### GOAL OF THE EXERCISE
State how many lines in the entries below contain "Clara". Write nothing but the number.

* begin *

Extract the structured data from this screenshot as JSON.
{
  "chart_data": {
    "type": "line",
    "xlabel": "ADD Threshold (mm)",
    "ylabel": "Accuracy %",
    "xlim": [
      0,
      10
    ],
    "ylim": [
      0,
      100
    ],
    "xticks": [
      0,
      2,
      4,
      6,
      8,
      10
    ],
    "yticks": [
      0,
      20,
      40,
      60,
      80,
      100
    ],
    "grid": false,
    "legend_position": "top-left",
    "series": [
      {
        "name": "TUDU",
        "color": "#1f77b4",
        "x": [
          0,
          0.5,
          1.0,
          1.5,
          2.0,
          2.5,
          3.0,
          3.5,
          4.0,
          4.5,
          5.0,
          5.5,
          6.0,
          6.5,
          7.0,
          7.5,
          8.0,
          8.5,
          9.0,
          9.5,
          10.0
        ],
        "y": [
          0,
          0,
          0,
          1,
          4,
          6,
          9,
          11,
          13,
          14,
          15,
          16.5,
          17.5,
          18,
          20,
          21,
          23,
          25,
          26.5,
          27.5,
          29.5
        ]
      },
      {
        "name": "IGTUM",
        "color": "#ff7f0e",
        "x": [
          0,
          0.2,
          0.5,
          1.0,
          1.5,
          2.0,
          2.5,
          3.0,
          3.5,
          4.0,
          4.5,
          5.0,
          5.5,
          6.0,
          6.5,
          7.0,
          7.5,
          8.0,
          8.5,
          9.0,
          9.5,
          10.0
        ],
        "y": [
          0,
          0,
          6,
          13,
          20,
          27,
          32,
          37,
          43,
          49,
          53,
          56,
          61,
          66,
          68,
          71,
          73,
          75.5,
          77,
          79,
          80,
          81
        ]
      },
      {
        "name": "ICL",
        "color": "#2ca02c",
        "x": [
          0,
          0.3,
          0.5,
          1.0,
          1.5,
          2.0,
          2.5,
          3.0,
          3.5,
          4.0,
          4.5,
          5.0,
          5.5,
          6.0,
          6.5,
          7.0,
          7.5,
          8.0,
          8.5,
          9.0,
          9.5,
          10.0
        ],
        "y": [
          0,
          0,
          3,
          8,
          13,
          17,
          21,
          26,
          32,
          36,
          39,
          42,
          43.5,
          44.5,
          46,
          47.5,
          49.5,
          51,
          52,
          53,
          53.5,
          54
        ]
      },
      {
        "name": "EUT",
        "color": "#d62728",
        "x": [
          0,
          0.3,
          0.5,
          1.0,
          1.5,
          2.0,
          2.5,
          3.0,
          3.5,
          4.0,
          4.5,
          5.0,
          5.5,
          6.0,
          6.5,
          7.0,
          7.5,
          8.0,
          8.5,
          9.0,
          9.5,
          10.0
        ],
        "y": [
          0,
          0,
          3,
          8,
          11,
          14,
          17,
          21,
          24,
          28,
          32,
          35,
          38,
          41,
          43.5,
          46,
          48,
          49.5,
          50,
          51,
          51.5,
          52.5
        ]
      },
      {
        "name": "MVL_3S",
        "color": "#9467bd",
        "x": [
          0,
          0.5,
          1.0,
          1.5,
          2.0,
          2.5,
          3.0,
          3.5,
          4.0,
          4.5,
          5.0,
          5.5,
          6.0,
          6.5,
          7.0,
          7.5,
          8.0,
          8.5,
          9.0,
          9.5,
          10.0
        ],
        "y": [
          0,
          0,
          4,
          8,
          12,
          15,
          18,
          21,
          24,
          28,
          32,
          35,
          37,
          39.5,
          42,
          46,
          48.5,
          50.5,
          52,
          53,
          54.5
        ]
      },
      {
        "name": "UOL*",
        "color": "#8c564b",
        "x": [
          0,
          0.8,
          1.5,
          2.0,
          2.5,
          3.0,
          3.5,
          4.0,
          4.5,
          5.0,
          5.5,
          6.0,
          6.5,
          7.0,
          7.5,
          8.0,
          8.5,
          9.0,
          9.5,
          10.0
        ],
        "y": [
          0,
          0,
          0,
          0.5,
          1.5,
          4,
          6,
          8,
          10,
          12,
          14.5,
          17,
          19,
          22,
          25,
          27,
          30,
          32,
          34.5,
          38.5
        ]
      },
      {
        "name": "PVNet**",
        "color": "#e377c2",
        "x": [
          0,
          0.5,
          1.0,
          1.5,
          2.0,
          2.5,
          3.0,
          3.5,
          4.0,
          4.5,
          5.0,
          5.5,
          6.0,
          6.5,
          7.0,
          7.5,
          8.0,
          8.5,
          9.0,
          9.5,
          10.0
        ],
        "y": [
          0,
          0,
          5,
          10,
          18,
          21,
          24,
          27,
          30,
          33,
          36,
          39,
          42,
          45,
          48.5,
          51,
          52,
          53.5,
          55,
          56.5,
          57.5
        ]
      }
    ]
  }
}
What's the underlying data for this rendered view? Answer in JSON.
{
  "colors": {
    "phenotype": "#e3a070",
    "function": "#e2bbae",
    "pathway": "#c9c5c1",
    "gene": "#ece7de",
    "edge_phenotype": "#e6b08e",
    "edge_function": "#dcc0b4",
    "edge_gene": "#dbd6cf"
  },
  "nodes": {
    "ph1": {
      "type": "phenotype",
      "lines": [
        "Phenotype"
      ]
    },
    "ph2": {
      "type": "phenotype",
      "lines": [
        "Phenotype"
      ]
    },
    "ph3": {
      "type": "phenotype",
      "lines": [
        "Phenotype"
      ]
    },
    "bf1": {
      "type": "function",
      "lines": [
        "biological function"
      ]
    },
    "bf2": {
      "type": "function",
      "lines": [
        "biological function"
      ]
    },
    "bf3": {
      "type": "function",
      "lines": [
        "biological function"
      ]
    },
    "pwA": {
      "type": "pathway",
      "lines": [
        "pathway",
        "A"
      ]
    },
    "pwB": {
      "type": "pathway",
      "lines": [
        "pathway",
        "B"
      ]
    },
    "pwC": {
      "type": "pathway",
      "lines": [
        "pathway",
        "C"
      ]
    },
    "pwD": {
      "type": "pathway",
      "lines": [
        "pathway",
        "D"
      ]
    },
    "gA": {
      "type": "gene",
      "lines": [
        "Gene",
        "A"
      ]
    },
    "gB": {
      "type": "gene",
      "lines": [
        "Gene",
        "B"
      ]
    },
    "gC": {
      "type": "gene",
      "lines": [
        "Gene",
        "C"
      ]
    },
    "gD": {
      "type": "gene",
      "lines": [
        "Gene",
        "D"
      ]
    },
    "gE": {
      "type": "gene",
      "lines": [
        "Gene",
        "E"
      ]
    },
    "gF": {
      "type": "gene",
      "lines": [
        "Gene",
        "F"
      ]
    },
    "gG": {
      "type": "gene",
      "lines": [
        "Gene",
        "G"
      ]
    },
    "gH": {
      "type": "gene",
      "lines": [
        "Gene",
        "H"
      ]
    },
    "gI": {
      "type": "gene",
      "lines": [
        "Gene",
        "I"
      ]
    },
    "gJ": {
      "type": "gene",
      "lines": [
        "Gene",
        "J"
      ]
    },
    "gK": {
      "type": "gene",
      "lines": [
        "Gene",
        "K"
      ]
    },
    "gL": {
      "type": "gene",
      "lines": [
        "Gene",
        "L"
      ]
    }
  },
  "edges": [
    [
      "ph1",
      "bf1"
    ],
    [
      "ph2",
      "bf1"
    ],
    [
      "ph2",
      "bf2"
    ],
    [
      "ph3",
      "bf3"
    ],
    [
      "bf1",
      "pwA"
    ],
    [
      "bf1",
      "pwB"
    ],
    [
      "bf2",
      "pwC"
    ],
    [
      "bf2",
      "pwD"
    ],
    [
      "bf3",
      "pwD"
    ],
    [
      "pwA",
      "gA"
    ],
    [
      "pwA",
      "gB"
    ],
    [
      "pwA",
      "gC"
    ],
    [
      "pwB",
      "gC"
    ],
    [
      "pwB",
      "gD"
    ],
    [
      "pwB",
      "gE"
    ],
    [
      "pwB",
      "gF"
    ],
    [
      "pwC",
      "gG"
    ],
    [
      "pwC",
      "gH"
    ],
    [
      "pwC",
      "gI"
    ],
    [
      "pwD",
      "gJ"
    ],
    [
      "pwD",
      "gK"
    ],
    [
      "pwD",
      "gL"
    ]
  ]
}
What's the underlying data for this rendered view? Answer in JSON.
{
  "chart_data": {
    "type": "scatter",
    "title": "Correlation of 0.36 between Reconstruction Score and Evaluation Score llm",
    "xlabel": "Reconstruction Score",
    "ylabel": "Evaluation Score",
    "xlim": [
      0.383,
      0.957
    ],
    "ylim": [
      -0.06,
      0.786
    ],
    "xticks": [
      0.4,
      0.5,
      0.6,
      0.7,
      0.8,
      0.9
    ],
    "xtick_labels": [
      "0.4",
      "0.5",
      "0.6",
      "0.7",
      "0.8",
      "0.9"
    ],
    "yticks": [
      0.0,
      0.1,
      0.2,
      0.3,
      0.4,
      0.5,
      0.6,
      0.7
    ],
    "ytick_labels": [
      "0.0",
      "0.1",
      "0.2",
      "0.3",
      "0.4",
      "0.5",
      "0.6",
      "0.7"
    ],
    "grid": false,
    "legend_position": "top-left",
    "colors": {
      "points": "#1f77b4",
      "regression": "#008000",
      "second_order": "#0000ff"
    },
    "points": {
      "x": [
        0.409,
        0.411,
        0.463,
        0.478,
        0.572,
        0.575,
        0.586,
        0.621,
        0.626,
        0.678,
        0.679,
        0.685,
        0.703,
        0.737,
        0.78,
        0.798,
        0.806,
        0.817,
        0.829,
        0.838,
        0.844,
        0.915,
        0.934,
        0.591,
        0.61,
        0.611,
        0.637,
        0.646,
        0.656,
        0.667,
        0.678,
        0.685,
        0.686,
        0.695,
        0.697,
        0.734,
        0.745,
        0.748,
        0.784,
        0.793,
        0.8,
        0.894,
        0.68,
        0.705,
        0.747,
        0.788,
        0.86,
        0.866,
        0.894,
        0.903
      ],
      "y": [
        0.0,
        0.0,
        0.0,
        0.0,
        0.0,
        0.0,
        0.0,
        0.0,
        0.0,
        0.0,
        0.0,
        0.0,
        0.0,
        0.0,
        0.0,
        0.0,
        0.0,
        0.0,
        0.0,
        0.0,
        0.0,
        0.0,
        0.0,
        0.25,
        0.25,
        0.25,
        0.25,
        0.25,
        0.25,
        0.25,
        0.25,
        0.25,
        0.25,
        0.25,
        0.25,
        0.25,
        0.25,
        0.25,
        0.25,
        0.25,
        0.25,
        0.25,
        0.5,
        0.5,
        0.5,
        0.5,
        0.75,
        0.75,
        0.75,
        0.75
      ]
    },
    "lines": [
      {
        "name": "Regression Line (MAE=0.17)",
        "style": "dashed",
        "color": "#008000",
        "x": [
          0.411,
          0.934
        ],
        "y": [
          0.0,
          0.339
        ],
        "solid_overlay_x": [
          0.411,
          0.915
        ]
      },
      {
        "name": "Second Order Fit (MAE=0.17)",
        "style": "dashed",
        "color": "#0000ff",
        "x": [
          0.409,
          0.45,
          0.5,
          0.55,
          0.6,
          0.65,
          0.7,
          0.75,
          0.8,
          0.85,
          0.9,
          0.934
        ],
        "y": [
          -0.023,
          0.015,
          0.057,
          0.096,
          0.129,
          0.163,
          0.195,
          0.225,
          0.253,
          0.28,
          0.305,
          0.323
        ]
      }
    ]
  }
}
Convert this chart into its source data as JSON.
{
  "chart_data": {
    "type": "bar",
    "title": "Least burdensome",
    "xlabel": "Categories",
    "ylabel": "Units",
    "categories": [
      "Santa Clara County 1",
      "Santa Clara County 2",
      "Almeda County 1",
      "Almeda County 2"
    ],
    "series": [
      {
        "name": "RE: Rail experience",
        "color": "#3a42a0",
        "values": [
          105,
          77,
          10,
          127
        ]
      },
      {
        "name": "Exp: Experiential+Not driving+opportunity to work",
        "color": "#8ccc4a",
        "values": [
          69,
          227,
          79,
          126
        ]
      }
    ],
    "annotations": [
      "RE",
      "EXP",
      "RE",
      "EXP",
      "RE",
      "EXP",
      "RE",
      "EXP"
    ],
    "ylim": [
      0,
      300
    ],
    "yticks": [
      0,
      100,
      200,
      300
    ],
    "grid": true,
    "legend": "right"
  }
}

* end *

### FULL RESPONSE
2